Registros a usar:

▼

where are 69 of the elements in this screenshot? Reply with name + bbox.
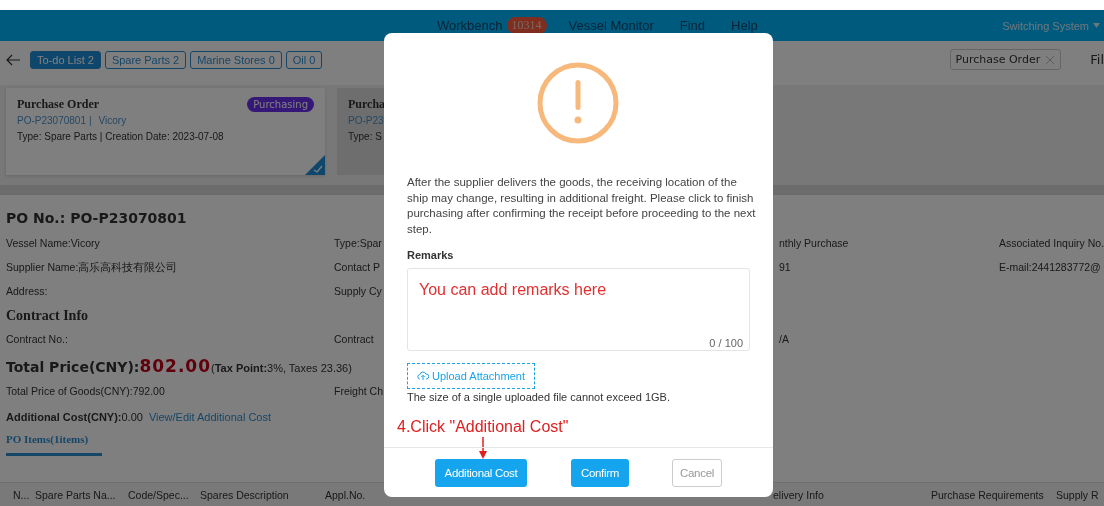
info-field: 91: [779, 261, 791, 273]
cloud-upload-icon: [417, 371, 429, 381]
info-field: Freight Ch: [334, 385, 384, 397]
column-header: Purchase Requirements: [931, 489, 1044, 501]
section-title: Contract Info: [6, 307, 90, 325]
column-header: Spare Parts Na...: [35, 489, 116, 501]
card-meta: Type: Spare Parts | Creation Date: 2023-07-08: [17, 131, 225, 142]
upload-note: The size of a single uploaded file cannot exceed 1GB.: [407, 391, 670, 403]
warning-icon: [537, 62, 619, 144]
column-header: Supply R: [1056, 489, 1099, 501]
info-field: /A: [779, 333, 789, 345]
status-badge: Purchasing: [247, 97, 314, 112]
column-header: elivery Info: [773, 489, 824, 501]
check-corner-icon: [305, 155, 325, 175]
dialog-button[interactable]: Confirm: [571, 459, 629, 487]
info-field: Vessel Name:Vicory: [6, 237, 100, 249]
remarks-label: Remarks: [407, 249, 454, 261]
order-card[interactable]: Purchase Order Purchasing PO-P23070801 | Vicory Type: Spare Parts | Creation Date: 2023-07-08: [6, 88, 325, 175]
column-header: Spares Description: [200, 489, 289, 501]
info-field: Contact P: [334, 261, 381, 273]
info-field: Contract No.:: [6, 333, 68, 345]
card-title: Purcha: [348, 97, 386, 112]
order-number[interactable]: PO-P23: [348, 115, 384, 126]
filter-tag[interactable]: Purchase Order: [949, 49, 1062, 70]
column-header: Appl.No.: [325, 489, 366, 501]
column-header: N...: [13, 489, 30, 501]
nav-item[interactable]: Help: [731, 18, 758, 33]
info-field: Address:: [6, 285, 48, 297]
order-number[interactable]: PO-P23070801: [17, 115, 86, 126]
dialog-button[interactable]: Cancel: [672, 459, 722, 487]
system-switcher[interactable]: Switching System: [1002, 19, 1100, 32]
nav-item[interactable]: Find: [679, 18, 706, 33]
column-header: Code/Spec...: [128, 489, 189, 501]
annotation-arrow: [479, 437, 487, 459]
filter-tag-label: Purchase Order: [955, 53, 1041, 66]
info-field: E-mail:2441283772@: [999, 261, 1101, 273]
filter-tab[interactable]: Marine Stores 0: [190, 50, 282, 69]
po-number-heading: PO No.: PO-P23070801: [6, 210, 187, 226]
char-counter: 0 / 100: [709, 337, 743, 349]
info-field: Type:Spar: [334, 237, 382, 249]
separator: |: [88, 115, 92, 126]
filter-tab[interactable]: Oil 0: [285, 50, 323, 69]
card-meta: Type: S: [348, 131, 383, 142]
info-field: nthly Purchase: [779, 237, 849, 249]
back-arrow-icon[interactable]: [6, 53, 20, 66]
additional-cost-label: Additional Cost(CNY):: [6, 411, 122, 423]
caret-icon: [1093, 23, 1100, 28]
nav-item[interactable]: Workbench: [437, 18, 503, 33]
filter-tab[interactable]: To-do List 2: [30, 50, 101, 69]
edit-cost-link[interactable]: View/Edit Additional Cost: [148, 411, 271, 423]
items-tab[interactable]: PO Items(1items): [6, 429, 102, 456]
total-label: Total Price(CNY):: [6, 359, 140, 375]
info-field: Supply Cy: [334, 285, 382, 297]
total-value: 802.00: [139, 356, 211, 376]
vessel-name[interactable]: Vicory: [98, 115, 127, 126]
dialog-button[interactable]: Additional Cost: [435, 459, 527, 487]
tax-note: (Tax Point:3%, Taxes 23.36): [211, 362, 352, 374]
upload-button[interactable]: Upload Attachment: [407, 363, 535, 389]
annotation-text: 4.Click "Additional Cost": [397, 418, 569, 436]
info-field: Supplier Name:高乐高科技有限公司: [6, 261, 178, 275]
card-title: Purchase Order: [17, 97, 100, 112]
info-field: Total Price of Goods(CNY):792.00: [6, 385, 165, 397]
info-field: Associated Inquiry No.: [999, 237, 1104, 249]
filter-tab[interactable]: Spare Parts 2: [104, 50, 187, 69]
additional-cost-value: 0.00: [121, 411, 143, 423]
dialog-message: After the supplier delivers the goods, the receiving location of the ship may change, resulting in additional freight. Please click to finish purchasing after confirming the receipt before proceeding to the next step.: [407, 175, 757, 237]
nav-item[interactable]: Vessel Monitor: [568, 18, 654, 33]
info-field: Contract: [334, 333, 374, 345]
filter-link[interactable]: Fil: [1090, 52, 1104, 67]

▲

Trabalho a fazer: Extraia dos registros, sem nenhuma alteração, as linhas que vão da que contém "info-field: 91: [779, 261, 791, 273]" até a que contém "section-title: Contract Info: [6, 307, 90, 325]", incluindo as duas.

Solução:
info-field: 91: [779, 261, 791, 273]
cloud-upload-icon: [417, 371, 429, 381]
info-field: Freight Ch: [334, 385, 384, 397]
column-header: Purchase Requirements: [931, 489, 1044, 501]
section-title: Contract Info: [6, 307, 90, 325]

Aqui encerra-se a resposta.